§ AIM
Can you format the lines from the first one through the line containing "label above V5 [36, 58, 38, 62]", both ends included, as a JSON list of strings with one string per line and blank lines dropped?

§ SUPPLIED MATERIAL
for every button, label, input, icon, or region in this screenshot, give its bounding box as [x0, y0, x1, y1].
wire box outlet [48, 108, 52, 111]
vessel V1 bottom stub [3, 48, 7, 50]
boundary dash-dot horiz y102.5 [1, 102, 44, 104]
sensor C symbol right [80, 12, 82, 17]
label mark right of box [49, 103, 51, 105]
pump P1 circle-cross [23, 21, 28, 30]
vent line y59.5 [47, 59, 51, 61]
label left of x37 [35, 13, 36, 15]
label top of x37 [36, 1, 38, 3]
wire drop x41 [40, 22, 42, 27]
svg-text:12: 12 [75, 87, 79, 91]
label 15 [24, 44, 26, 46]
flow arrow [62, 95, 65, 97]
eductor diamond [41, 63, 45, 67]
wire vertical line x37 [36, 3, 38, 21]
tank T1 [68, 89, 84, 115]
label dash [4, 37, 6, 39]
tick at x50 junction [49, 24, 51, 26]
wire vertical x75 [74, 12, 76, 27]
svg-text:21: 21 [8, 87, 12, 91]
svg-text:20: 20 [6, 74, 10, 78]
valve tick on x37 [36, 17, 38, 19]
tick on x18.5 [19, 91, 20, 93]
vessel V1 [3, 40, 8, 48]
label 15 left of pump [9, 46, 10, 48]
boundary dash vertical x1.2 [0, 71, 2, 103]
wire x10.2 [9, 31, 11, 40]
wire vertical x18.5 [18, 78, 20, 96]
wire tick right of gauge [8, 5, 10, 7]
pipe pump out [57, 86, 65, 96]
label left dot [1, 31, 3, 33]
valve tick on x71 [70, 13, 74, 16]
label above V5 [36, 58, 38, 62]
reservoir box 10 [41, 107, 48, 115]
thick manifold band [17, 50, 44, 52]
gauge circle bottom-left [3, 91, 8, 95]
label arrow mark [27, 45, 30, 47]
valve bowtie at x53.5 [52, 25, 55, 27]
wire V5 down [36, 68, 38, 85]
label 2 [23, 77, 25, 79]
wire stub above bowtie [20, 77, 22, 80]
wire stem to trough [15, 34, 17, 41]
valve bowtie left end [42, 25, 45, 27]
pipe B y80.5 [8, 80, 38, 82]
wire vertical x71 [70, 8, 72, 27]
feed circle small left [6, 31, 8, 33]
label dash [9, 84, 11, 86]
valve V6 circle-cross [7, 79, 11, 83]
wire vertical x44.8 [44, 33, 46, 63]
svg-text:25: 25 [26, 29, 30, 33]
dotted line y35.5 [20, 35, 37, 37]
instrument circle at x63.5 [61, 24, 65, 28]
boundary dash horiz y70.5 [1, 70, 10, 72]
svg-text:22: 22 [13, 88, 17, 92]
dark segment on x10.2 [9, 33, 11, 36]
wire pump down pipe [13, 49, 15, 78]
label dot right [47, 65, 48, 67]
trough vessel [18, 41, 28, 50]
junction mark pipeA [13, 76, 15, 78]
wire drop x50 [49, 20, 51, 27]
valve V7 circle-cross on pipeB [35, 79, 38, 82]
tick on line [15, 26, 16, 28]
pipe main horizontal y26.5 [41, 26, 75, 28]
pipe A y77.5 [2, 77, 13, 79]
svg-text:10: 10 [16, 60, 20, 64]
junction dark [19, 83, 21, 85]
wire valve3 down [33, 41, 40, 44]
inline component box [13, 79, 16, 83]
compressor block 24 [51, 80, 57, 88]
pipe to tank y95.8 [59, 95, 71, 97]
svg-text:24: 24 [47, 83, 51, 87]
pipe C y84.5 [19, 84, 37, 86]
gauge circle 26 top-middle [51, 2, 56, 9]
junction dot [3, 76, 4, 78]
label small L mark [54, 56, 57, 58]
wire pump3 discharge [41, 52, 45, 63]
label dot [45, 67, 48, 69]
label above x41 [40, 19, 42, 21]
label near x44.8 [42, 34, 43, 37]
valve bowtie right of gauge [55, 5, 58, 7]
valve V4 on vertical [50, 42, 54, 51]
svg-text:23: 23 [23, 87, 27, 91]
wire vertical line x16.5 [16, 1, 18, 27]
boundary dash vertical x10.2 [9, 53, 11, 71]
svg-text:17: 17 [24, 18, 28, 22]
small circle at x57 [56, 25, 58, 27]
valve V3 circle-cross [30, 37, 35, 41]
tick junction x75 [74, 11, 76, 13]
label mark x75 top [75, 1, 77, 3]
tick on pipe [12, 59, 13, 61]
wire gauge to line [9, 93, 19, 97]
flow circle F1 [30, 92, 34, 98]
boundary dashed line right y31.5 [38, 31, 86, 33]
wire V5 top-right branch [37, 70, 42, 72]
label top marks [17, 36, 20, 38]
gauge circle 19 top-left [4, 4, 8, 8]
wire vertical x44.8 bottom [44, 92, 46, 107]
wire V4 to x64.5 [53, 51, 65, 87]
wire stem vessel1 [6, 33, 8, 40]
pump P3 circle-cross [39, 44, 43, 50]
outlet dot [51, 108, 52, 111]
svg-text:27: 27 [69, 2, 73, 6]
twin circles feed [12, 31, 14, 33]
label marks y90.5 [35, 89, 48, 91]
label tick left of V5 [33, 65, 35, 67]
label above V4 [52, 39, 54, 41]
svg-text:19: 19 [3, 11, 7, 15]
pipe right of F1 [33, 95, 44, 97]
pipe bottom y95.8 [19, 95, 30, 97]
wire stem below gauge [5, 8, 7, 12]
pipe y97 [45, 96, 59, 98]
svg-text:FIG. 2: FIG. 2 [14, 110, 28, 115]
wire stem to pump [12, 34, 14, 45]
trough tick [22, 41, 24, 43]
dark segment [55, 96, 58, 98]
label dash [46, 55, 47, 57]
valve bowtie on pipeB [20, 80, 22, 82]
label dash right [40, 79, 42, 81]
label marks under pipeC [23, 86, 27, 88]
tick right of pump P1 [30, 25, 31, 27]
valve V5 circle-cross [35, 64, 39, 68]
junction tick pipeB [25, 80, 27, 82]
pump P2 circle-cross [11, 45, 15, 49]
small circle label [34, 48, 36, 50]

§ WRITTEN ANSWER
[
  "for every button, label, input, icon, or region in this screenshot, give its bounding box as [x0, y0, x1, y1].",
  "wire box outlet [48, 108, 52, 111]",
  "vessel V1 bottom stub [3, 48, 7, 50]",
  "boundary dash-dot horiz y102.5 [1, 102, 44, 104]",
  "sensor C symbol right [80, 12, 82, 17]",
  "label mark right of box [49, 103, 51, 105]",
  "pump P1 circle-cross [23, 21, 28, 30]",
  "vent line y59.5 [47, 59, 51, 61]",
  "label left of x37 [35, 13, 36, 15]",
  "label top of x37 [36, 1, 38, 3]",
  "wire drop x41 [40, 22, 42, 27]",
  "svg-text:12: 12 [75, 87, 79, 91]",
  "label 15 [24, 44, 26, 46]",
  "flow arrow [62, 95, 65, 97]",
  "eductor diamond [41, 63, 45, 67]",
  "wire vertical line x37 [36, 3, 38, 21]",
  "tank T1 [68, 89, 84, 115]",
  "label dash [4, 37, 6, 39]",
  "tick at x50 junction [49, 24, 51, 26]",
  "wire vertical x75 [74, 12, 76, 27]",
  "svg-text:21: 21 [8, 87, 12, 91]",
  "svg-text:20: 20 [6, 74, 10, 78]",
  "valve tick on x37 [36, 17, 38, 19]",
  "tick on x18.5 [19, 91, 20, 93]",
  "vessel V1 [3, 40, 8, 48]",
  "label 15 left of pump [9, 46, 10, 48]",
  "boundary dash vertical x1.2 [0, 71, 2, 103]",
  "wire x10.2 [9, 31, 11, 40]",
  "wire vertical x18.5 [18, 78, 20, 96]",
  "wire tick right of gauge [8, 5, 10, 7]",
  "pipe pump out [57, 86, 65, 96]",
  "label left dot [1, 31, 3, 33]",
  "valve tick on x71 [70, 13, 74, 16]",
  "label above V5 [36, 58, 38, 62]"
]